RECORDS SUPPLIED →
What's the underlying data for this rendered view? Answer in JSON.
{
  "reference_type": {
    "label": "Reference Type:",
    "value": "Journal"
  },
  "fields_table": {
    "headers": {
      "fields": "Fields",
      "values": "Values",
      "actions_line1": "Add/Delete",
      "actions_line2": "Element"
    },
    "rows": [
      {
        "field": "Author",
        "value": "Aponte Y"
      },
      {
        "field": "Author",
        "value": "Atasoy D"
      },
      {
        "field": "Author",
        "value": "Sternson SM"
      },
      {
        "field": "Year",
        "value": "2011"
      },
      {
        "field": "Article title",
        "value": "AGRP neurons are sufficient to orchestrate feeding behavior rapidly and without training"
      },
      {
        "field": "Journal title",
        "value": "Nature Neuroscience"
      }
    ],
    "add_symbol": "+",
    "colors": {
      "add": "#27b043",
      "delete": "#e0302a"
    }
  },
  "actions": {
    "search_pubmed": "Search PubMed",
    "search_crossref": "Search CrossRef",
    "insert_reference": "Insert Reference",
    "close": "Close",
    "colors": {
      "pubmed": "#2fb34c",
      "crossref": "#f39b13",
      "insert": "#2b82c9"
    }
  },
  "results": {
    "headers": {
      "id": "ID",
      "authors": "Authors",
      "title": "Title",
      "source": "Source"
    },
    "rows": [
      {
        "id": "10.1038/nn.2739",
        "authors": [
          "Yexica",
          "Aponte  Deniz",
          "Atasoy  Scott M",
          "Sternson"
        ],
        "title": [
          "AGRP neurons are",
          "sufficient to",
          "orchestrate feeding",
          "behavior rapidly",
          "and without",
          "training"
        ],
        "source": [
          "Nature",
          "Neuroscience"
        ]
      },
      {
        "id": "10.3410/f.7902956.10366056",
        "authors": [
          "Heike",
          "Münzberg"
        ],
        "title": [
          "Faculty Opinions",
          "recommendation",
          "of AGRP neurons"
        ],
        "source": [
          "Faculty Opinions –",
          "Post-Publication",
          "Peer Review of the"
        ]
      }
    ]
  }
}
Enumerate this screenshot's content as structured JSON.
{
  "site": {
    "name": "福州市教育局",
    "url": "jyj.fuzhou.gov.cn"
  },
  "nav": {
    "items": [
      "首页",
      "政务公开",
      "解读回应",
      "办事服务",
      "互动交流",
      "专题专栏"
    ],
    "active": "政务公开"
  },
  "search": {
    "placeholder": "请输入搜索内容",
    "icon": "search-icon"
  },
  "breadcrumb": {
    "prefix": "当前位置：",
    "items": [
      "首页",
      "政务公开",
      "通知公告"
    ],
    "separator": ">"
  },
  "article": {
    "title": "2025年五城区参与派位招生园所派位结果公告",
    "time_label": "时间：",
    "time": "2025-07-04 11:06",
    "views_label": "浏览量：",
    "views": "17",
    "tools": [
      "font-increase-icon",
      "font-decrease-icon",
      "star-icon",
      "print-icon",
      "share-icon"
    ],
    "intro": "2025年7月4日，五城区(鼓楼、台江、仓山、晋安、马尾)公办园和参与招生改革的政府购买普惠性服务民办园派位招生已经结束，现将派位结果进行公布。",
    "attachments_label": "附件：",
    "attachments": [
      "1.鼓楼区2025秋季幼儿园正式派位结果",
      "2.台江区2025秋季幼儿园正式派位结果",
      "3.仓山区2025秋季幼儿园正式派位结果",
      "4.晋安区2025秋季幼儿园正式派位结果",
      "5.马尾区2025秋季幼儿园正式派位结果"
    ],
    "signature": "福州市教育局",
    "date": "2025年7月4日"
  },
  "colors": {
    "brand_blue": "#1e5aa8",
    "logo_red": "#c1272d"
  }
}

DIRECTIONS → Repeat all of the records above exactly as they appear.

REPLY →
What's the underlying data for this rendered view? Answer in JSON.
{
  "reference_type": {
    "label": "Reference Type:",
    "value": "Journal"
  },
  "fields_table": {
    "headers": {
      "fields": "Fields",
      "values": "Values",
      "actions_line1": "Add/Delete",
      "actions_line2": "Element"
    },
    "rows": [
      {
        "field": "Author",
        "value": "Aponte Y"
      },
      {
        "field": "Author",
        "value": "Atasoy D"
      },
      {
        "field": "Author",
        "value": "Sternson SM"
      },
      {
        "field": "Year",
        "value": "2011"
      },
      {
        "field": "Article title",
        "value": "AGRP neurons are sufficient to orchestrate feeding behavior rapidly and without training"
      },
      {
        "field": "Journal title",
        "value": "Nature Neuroscience"
      }
    ],
    "add_symbol": "+",
    "colors": {
      "add": "#27b043",
      "delete": "#e0302a"
    }
  },
  "actions": {
    "search_pubmed": "Search PubMed",
    "search_crossref": "Search CrossRef",
    "insert_reference": "Insert Reference",
    "close": "Close",
    "colors": {
      "pubmed": "#2fb34c",
      "crossref": "#f39b13",
      "insert": "#2b82c9"
    }
  },
  "results": {
    "headers": {
      "id": "ID",
      "authors": "Authors",
      "title": "Title",
      "source": "Source"
    },
    "rows": [
      {
        "id": "10.1038/nn.2739",
        "authors": [
          "Yexica",
          "Aponte  Deniz",
          "Atasoy  Scott M",
          "Sternson"
        ],
        "title": [
          "AGRP neurons are",
          "sufficient to",
          "orchestrate feeding",
          "behavior rapidly",
          "and without",
          "training"
        ],
        "source": [
          "Nature",
          "Neuroscience"
        ]
      },
      {
        "id": "10.3410/f.7902956.10366056",
        "authors": [
          "Heike",
          "Münzberg"
        ],
        "title": [
          "Faculty Opinions",
          "recommendation",
          "of AGRP neurons"
        ],
        "source": [
          "Faculty Opinions –",
          "Post-Publication",
          "Peer Review of the"
        ]
      }
    ]
  }
}
Enumerate this screenshot's content as structured JSON.
{
  "site": {
    "name": "福州市教育局",
    "url": "jyj.fuzhou.gov.cn"
  },
  "nav": {
    "items": [
      "首页",
      "政务公开",
      "解读回应",
      "办事服务",
      "互动交流",
      "专题专栏"
    ],
    "active": "政务公开"
  },
  "search": {
    "placeholder": "请输入搜索内容",
    "icon": "search-icon"
  },
  "breadcrumb": {
    "prefix": "当前位置：",
    "items": [
      "首页",
      "政务公开",
      "通知公告"
    ],
    "separator": ">"
  },
  "article": {
    "title": "2025年五城区参与派位招生园所派位结果公告",
    "time_label": "时间：",
    "time": "2025-07-04 11:06",
    "views_label": "浏览量：",
    "views": "17",
    "tools": [
      "font-increase-icon",
      "font-decrease-icon",
      "star-icon",
      "print-icon",
      "share-icon"
    ],
    "intro": "2025年7月4日，五城区(鼓楼、台江、仓山、晋安、马尾)公办园和参与招生改革的政府购买普惠性服务民办园派位招生已经结束，现将派位结果进行公布。",
    "attachments_label": "附件：",
    "attachments": [
      "1.鼓楼区2025秋季幼儿园正式派位结果",
      "2.台江区2025秋季幼儿园正式派位结果",
      "3.仓山区2025秋季幼儿园正式派位结果",
      "4.晋安区2025秋季幼儿园正式派位结果",
      "5.马尾区2025秋季幼儿园正式派位结果"
    ],
    "signature": "福州市教育局",
    "date": "2025年7月4日"
  },
  "colors": {
    "brand_blue": "#1e5aa8",
    "logo_red": "#c1272d"
  }
}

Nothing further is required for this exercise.